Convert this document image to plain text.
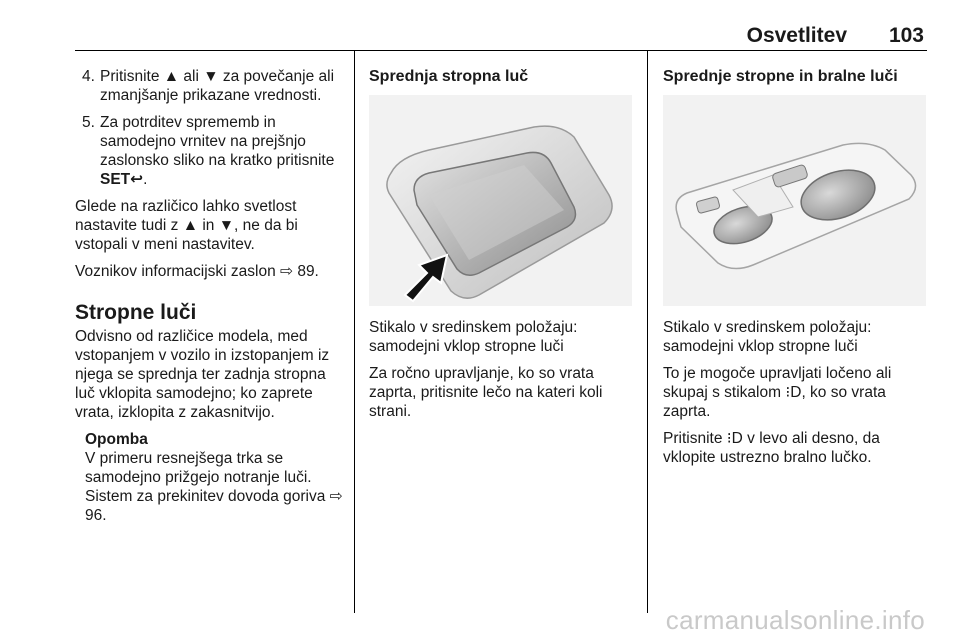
Osvetlitev 103
4. Pritisnite ▲ ali ▼ za povečanje ali zmanjšanje prikazane vrednosti.
5. Za potrditev sprememb in samodejno vrnitev na prejšnjo zaslonsko sliko na kratko pritisnite SET↩.

Glede na različico lahko svetlost nastavite tudi z ▲ in ▼, ne da bi vstopali v meni nastavitev.

Voznikov informacijski zaslon ⇨ 89.

Stropne luči

Odvisno od različice modela, med vstopanjem v vozilo in izstopanjem iz njega se sprednja ter zadnja stropna luč vklopita samodejno; ko zaprete vrata, izklopita z zakasnitvijo.

Opomba
V primeru resnejšega trka se samodejno prižgejo notranje luči. Sistem za prekinitev dovoda goriva ⇨ 96.
Sprednja stropna luč

Stikalo v sredinskem položaju: samodejni vklop stropne luči

Za ročno upravljanje, ko so vrata zaprta, pritisnite lečo na kateri koli strani.

Sprednje stropne in bralne luči

Stikalo v sredinskem položaju: samodejni vklop stropne luči

To je mogoče upravljati ločeno ali skupaj s stikalom ⁝D, ko so vrata zaprta.

Pritisnite ⁝D v levo ali desno, da vklopite ustrezno bralno lučko.

carmanualsonline.info
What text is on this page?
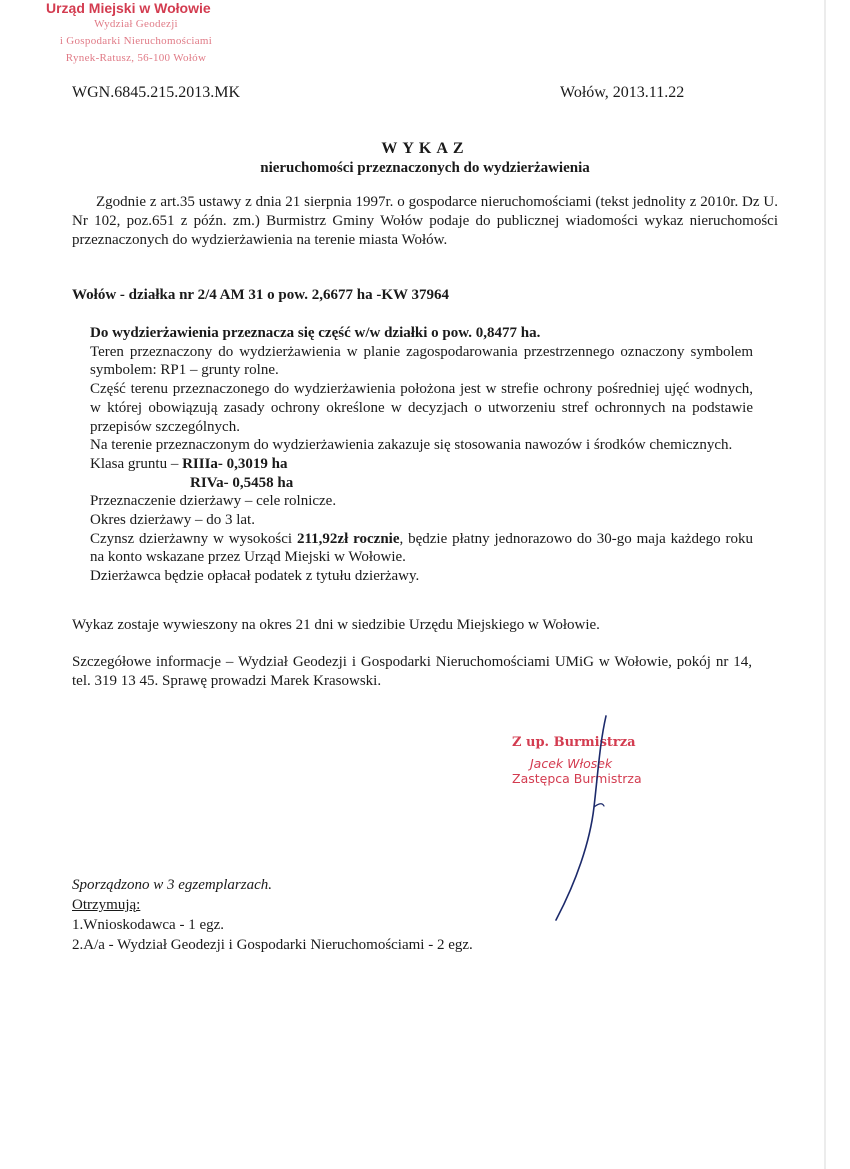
Urząd Miejski w Wołowie
Wydział Geodezji
i Gospodarki Nieruchomościami
Rynek-Ratusz, 56-100 Wołów
WGN.6845.215.2013.MK	Wołów, 2013.11.22
WYKAZ
nieruchomości przeznaczonych do wydzierżawienia
Zgodnie z art.35 ustawy z dnia 21 sierpnia 1997r. o gospodarce nieruchomościami (tekst jednolity z 2010r. Dz U. Nr 102, poz.651 z późn. zm.) Burmistrz Gminy Wołów podaje do publicznej wiadomości wykaz nieruchomości przeznaczonych do wydzierżawienia na terenie miasta Wołów.
Wołów - działka nr 2/4 AM 31 o pow. 2,6677 ha -KW 37964

Do wydzierżawienia przeznacza się część w/w działki o pow. 0,8477 ha.

Teren przeznaczony do wydzierżawienia w planie zagospodarowania przestrzennego oznaczony symbolem symbolem: RP1 – grunty rolne.

Część terenu przeznaczonego do wydzierżawienia położona jest w strefie ochrony pośredniej ujęć wodnych, w której obowiązują zasady ochrony określone w decyzjach o utworzeniu stref ochronnych na podstawie przepisów szczególnych.

Na terenie przeznaczonym do wydzierżawienia zakazuje się stosowania nawozów i środków chemicznych.

Klasa gruntu – RIIIa- 0,3019 ha

RIVa- 0,5458 ha

Przeznaczenie dzierżawy – cele rolnicze.

Okres dzierżawy – do 3 lat.

Czynsz dzierżawny w wysokości 211,92zł rocznie, będzie płatny jednorazowo do 30-go maja każdego roku na konto wskazane przez Urząd Miejski w Wołowie.

Dzierżawca będzie opłacał podatek z tytułu dzierżawy.

Wykaz zostaje wywieszony na okres 21 dni w siedzibie Urzędu Miejskiego w Wołowie.
Szczegółowe informacje – Wydział Geodezji i Gospodarki Nieruchomościami UMiG w Wołowie, pokój nr 14, tel. 319 13 45. Sprawę prowadzi Marek Krasowski.
Z up. Burmistrza
Jacek Włosek
Zastępca Burmistrza
Sporządzono w 3 egzemplarzach.
Otrzymują:
1.Wnioskodawca - 1 egz.
2.A/a - Wydział Geodezji i Gospodarki Nieruchomościami - 2 egz.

=== INSTRUCTIONS TO FOLLOW ===
From the line containing "What text is on this page?" to the end of the data above, give those lines again verbatim, with both endpoints included and no images.

=== ANSWER TO THIS TASK ===
What text is on this page?
Urząd Miejski w Wołowie
Wydział Geodezji
i Gospodarki Nieruchomościami
Rynek-Ratusz, 56-100 Wołów
WGN.6845.215.2013.MK	Wołów, 2013.11.22
WYKAZ
nieruchomości przeznaczonych do wydzierżawienia
Zgodnie z art.35 ustawy z dnia 21 sierpnia 1997r. o gospodarce nieruchomościami (tekst jednolity z 2010r. Dz U. Nr 102, poz.651 z późn. zm.) Burmistrz Gminy Wołów podaje do publicznej wiadomości wykaz nieruchomości przeznaczonych do wydzierżawienia na terenie miasta Wołów.
Wołów - działka nr 2/4 AM 31 o pow. 2,6677 ha -KW 37964

Do wydzierżawienia przeznacza się część w/w działki o pow. 0,8477 ha.

Teren przeznaczony do wydzierżawienia w planie zagospodarowania przestrzennego oznaczony symbolem symbolem: RP1 – grunty rolne.

Część terenu przeznaczonego do wydzierżawienia położona jest w strefie ochrony pośredniej ujęć wodnych, w której obowiązują zasady ochrony określone w decyzjach o utworzeniu stref ochronnych na podstawie przepisów szczególnych.

Na terenie przeznaczonym do wydzierżawienia zakazuje się stosowania nawozów i środków chemicznych.

Klasa gruntu – RIIIa- 0,3019 ha

RIVa- 0,5458 ha

Przeznaczenie dzierżawy – cele rolnicze.

Okres dzierżawy – do 3 lat.

Czynsz dzierżawny w wysokości 211,92zł rocznie, będzie płatny jednorazowo do 30-go maja każdego roku na konto wskazane przez Urząd Miejski w Wołowie.

Dzierżawca będzie opłacał podatek z tytułu dzierżawy.

Wykaz zostaje wywieszony na okres 21 dni w siedzibie Urzędu Miejskiego w Wołowie.
Szczegółowe informacje – Wydział Geodezji i Gospodarki Nieruchomościami UMiG w Wołowie, pokój nr 14, tel. 319 13 45. Sprawę prowadzi Marek Krasowski.
Z up. Burmistrza
Jacek Włosek
Zastępca Burmistrza
Sporządzono w 3 egzemplarzach.
Otrzymują:
1.Wnioskodawca - 1 egz.
2.A/a - Wydział Geodezji i Gospodarki Nieruchomościami - 2 egz.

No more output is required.